DIRECTIONS FOR THIS TASK:
Give the number of lines below that contain "Scotland", with no other output.

AVAILABLE DATA:
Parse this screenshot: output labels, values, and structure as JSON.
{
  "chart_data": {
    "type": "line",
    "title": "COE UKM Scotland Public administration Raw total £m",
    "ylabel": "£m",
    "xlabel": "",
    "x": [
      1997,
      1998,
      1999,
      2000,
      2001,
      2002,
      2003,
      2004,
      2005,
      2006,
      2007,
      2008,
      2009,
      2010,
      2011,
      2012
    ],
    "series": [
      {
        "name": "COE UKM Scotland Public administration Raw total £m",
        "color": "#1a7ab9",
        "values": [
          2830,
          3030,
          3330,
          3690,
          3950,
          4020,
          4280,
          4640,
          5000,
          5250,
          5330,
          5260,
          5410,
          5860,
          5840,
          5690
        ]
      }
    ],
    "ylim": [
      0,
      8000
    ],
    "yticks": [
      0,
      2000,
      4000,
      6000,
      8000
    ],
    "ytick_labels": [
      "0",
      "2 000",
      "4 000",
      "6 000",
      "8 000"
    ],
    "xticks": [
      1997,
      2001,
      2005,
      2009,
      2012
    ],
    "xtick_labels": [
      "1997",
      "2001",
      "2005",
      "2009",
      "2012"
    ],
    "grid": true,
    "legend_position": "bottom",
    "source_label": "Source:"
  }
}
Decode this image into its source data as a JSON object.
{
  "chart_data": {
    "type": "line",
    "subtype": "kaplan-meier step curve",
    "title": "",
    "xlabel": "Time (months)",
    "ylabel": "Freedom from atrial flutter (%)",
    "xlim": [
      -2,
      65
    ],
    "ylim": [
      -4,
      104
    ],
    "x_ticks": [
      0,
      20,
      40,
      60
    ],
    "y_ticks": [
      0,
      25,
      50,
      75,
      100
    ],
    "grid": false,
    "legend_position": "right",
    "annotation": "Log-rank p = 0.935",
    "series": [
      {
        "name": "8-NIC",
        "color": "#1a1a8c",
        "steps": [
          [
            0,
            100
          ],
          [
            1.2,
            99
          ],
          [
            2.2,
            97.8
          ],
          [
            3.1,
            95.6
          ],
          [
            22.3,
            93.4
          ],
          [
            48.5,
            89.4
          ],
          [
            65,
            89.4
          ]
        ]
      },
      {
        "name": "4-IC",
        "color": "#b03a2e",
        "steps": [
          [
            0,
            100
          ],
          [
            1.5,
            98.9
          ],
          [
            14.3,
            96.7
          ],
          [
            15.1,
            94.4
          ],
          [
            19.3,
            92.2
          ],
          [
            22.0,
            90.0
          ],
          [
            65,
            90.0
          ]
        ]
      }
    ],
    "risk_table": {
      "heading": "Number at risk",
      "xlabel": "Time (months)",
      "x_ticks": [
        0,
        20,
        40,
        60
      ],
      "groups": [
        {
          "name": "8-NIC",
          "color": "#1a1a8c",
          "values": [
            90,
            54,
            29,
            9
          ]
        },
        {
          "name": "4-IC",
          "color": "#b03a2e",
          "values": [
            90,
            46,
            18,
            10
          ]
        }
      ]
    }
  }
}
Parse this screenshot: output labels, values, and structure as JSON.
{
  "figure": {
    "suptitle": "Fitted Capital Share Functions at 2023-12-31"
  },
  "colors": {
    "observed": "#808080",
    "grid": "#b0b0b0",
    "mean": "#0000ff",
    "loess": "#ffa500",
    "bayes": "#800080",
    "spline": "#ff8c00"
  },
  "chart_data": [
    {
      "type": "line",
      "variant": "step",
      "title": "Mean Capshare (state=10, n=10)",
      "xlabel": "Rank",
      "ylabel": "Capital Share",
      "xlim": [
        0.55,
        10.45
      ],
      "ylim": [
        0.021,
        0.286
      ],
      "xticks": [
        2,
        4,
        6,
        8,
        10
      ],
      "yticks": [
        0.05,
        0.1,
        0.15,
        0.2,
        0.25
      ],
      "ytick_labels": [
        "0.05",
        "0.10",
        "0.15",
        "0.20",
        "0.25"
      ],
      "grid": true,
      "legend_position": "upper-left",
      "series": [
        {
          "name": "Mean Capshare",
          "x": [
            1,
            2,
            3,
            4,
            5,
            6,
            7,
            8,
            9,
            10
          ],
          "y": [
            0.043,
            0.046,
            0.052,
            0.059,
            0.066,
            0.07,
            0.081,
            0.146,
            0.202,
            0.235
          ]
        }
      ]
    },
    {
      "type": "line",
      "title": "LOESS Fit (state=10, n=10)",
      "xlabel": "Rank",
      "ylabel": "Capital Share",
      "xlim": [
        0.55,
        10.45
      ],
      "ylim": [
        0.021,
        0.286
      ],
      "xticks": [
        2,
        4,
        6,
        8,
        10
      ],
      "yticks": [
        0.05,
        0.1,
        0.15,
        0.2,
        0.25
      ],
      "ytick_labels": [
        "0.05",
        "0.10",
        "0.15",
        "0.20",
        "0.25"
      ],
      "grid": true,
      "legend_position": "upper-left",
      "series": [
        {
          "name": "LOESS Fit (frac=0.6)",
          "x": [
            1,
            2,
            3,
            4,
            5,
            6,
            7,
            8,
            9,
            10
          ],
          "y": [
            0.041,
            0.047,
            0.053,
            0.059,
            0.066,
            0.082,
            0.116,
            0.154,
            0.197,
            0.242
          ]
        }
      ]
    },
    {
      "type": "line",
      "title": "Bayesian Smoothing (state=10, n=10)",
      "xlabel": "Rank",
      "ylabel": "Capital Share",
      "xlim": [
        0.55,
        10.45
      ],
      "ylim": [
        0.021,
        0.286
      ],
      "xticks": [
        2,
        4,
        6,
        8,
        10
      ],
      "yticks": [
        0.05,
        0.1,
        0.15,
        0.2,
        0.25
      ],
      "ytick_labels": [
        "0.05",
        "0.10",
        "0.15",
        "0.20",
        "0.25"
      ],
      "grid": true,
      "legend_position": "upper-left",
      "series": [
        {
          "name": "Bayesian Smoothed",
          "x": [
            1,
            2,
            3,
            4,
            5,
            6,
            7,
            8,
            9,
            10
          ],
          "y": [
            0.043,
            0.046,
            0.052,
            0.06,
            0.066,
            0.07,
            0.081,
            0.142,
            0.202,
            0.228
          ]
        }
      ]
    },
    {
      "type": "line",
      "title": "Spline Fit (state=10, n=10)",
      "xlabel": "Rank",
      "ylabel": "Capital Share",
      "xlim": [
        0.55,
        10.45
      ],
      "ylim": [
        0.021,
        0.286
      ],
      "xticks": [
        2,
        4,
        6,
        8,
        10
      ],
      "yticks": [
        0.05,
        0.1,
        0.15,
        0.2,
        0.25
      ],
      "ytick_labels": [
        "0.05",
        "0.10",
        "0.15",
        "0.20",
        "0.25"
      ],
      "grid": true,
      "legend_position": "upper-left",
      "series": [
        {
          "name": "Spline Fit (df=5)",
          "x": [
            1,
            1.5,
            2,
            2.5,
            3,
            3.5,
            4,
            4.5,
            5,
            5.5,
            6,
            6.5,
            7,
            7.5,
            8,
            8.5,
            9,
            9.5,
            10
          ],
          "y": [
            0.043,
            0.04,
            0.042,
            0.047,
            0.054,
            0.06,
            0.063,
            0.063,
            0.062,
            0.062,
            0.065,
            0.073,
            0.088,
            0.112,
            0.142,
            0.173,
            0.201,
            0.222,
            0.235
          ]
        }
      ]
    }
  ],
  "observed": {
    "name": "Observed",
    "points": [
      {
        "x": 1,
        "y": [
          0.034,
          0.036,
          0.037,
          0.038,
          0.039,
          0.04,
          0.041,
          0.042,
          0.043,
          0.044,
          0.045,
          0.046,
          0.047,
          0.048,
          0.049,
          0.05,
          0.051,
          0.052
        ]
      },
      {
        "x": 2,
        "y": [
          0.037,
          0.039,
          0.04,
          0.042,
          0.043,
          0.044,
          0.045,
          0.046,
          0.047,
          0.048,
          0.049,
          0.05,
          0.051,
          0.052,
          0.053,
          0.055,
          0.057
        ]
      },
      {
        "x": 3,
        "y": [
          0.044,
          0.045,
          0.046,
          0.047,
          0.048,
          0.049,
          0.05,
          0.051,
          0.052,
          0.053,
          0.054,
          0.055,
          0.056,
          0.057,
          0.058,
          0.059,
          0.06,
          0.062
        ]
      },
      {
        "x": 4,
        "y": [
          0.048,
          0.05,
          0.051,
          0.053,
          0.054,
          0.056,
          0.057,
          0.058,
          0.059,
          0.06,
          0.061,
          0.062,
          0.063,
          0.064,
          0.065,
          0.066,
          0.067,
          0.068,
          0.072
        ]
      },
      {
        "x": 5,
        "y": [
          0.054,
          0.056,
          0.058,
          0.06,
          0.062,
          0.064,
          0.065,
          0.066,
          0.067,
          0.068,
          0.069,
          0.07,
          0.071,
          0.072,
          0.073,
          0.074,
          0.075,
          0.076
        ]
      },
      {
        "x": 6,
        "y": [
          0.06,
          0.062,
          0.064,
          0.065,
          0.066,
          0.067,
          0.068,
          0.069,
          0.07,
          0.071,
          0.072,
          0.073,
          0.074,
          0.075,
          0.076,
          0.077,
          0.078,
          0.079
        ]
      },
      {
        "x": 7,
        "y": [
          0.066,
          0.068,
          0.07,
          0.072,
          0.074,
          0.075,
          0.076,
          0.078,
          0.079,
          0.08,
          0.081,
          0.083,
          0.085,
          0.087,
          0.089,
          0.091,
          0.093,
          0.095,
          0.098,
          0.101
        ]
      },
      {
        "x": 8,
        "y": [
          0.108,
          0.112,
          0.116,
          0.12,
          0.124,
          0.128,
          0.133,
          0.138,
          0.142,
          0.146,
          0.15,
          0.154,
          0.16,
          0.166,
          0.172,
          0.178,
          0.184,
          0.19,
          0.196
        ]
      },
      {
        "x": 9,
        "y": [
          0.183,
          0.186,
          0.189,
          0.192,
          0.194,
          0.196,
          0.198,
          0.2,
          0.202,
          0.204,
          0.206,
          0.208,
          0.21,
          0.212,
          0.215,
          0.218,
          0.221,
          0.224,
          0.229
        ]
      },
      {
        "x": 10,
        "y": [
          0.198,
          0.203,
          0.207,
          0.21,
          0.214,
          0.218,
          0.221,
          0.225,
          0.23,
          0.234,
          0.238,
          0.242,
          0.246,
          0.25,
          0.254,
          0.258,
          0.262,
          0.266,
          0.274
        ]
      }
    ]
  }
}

RESULT OF THE TASK:
2